* _Work instruction_
Work through the listing below and state how many of its lines hold the word "intercept". Give no other output.
-------- The records --------
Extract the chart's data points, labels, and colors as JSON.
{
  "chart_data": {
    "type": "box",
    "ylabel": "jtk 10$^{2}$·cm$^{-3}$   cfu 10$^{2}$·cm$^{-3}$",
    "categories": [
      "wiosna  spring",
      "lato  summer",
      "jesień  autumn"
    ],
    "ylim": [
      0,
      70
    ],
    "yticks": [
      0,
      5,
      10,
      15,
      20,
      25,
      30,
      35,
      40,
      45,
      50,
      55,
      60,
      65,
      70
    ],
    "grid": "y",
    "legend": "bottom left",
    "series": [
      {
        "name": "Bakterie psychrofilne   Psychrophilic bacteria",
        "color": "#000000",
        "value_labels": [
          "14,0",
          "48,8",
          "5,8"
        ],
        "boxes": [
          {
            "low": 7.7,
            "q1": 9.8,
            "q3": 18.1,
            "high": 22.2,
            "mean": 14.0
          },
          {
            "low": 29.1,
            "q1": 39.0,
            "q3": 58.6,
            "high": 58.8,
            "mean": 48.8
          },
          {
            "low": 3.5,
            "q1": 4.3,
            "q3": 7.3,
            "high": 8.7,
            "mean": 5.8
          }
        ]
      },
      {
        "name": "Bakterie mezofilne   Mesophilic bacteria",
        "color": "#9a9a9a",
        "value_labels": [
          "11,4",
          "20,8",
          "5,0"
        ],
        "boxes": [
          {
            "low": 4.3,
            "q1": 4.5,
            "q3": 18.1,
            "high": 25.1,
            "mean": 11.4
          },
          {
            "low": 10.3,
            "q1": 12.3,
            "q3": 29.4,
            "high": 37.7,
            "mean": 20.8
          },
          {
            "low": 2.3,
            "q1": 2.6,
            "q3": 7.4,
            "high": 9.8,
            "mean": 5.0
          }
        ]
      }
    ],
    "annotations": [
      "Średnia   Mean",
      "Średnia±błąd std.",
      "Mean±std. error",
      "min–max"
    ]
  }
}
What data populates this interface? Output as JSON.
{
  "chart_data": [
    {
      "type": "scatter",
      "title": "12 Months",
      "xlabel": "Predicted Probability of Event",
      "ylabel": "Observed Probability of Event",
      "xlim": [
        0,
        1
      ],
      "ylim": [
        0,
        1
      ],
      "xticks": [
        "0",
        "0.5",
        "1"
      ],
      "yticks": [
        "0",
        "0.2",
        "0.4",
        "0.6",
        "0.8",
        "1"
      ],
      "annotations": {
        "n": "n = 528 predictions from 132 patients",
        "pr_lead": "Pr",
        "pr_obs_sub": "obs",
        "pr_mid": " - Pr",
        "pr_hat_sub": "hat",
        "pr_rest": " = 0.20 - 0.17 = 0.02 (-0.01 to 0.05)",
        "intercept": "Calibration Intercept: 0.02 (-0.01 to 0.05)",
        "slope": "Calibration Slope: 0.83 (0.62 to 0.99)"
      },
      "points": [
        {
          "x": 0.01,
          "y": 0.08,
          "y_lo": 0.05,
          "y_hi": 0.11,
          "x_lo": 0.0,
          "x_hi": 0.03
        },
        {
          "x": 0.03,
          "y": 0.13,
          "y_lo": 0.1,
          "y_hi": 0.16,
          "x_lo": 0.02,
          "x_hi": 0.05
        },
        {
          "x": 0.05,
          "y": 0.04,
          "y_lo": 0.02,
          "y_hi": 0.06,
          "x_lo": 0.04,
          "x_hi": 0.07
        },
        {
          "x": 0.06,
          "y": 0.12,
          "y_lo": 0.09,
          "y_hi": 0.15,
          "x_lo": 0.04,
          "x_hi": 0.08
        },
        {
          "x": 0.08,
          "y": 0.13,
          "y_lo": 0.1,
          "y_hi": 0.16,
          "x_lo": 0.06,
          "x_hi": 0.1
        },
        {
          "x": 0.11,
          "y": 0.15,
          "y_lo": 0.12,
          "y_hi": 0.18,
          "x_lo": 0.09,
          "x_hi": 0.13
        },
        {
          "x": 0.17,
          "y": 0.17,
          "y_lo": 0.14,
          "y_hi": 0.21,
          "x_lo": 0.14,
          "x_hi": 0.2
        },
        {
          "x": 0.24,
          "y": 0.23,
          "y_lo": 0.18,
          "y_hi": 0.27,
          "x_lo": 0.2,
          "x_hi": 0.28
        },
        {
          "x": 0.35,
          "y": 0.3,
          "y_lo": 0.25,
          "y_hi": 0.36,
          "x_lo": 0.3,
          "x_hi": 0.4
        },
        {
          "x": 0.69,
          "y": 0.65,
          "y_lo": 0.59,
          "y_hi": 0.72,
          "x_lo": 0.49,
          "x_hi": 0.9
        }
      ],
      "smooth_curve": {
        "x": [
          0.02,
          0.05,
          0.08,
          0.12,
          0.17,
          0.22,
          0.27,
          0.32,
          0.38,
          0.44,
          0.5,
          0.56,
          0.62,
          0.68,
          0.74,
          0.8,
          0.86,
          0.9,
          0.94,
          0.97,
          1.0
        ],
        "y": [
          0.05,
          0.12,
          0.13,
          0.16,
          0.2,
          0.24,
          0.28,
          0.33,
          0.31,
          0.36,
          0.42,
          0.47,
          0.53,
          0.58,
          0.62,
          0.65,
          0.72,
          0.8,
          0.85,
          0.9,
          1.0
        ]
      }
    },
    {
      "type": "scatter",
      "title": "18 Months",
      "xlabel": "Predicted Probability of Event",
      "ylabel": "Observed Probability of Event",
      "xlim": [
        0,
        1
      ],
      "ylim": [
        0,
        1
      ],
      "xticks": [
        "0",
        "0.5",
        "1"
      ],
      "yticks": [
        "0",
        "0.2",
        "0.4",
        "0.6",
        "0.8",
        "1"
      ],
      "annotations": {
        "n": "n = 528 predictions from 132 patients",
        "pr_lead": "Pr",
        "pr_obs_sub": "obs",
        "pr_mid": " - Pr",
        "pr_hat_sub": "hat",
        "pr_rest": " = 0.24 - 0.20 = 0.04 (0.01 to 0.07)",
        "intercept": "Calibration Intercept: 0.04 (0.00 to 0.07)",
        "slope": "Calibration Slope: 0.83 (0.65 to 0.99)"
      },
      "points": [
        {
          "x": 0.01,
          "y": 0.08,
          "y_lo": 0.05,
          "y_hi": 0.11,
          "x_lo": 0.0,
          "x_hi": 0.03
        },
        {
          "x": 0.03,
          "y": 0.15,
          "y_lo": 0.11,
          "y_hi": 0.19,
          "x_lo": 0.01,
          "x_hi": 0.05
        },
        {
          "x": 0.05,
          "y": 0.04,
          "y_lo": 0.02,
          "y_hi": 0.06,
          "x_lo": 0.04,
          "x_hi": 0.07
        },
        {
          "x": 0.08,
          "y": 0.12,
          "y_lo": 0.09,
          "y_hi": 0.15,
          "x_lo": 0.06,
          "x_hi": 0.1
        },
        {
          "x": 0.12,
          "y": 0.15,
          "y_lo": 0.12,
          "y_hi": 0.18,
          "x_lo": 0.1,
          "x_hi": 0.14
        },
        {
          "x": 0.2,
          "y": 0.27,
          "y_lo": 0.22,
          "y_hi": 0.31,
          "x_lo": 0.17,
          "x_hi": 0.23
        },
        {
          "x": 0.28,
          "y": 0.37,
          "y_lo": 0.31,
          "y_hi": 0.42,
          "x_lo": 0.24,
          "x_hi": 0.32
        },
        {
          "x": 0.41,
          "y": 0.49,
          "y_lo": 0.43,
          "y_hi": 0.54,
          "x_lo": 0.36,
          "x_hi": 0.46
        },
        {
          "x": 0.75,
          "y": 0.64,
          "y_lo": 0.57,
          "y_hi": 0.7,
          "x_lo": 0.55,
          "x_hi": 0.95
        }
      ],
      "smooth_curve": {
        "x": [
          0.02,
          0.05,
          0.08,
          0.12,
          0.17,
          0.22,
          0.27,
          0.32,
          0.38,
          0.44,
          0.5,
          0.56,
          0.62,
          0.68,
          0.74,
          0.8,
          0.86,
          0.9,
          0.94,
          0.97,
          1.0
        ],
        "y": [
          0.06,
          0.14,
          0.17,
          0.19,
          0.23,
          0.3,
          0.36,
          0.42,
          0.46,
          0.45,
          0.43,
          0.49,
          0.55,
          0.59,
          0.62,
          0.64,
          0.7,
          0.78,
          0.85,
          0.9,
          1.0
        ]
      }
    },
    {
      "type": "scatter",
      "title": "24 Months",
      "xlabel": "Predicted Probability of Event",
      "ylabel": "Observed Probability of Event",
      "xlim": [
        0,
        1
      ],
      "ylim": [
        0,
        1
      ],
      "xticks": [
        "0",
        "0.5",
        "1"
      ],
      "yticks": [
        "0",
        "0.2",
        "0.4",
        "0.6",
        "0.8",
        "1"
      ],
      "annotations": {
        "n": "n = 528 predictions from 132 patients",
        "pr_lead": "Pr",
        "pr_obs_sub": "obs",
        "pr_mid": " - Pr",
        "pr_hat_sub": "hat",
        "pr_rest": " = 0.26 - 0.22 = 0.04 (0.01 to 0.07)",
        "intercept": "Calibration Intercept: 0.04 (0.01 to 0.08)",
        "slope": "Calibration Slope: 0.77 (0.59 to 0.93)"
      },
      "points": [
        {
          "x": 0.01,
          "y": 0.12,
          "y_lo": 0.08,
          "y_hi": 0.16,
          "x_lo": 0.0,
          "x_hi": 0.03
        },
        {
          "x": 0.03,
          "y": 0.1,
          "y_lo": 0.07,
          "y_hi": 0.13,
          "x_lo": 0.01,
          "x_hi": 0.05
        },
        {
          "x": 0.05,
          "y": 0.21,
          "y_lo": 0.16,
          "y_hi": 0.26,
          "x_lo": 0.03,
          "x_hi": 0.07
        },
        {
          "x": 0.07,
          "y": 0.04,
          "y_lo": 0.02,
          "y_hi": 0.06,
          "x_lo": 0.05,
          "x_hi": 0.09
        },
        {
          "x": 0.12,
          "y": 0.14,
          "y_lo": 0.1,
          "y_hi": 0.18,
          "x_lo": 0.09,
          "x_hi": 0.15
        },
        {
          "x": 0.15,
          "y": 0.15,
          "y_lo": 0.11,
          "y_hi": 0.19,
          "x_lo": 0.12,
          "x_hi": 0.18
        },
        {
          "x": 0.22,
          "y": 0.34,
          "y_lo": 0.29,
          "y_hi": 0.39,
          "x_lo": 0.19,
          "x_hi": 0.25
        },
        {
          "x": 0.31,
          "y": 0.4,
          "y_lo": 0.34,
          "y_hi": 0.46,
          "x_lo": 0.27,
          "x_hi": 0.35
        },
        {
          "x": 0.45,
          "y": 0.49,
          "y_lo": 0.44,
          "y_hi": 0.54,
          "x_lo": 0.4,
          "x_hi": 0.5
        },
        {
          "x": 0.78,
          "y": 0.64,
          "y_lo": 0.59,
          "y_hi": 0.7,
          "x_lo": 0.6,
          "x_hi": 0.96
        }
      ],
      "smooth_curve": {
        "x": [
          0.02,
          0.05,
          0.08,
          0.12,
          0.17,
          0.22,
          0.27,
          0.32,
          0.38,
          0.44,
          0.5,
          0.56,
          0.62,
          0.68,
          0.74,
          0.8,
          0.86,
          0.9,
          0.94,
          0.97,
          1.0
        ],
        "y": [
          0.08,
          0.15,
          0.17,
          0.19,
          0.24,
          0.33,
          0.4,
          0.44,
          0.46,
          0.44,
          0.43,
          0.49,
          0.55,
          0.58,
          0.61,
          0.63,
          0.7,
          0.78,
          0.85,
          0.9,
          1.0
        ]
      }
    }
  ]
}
--------
* _Solved exercise_
3